======== Source material ========

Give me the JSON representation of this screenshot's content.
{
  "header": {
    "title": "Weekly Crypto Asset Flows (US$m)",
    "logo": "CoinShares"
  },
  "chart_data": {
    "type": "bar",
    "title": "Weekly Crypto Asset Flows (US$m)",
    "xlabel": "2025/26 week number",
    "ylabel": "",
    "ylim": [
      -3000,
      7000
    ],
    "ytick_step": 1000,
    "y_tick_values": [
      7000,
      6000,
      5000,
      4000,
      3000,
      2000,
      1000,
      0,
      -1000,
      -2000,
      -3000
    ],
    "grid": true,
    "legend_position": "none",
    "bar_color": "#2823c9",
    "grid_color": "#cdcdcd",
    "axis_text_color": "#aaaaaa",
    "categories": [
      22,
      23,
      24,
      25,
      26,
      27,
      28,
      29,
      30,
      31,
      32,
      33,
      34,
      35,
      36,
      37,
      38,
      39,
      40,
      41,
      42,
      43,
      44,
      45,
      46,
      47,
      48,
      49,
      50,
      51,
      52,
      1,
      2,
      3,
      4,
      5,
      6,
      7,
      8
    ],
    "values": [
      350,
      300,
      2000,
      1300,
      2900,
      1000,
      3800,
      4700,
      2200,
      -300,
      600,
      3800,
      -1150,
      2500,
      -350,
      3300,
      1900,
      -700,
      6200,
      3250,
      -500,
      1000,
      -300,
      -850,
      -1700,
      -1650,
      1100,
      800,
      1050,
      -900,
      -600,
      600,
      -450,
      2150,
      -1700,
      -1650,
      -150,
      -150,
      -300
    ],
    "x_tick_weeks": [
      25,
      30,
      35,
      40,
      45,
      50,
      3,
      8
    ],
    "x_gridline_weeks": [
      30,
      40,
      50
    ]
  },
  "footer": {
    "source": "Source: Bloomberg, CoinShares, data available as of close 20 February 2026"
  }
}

========

> _Exercise details_: Retype all the material above precisely, with no line left out.

> _Completed task_:
Give me the JSON representation of this screenshot's content.
{
  "header": {
    "title": "Weekly Crypto Asset Flows (US$m)",
    "logo": "CoinShares"
  },
  "chart_data": {
    "type": "bar",
    "title": "Weekly Crypto Asset Flows (US$m)",
    "xlabel": "2025/26 week number",
    "ylabel": "",
    "ylim": [
      -3000,
      7000
    ],
    "ytick_step": 1000,
    "y_tick_values": [
      7000,
      6000,
      5000,
      4000,
      3000,
      2000,
      1000,
      0,
      -1000,
      -2000,
      -3000
    ],
    "grid": true,
    "legend_position": "none",
    "bar_color": "#2823c9",
    "grid_color": "#cdcdcd",
    "axis_text_color": "#aaaaaa",
    "categories": [
      22,
      23,
      24,
      25,
      26,
      27,
      28,
      29,
      30,
      31,
      32,
      33,
      34,
      35,
      36,
      37,
      38,
      39,
      40,
      41,
      42,
      43,
      44,
      45,
      46,
      47,
      48,
      49,
      50,
      51,
      52,
      1,
      2,
      3,
      4,
      5,
      6,
      7,
      8
    ],
    "values": [
      350,
      300,
      2000,
      1300,
      2900,
      1000,
      3800,
      4700,
      2200,
      -300,
      600,
      3800,
      -1150,
      2500,
      -350,
      3300,
      1900,
      -700,
      6200,
      3250,
      -500,
      1000,
      -300,
      -850,
      -1700,
      -1650,
      1100,
      800,
      1050,
      -900,
      -600,
      600,
      -450,
      2150,
      -1700,
      -1650,
      -150,
      -150,
      -300
    ],
    "x_tick_weeks": [
      25,
      30,
      35,
      40,
      45,
      50,
      3,
      8
    ],
    "x_gridline_weeks": [
      30,
      40,
      50
    ]
  },
  "footer": {
    "source": "Source: Bloomberg, CoinShares, data available as of close 20 February 2026"
  }
}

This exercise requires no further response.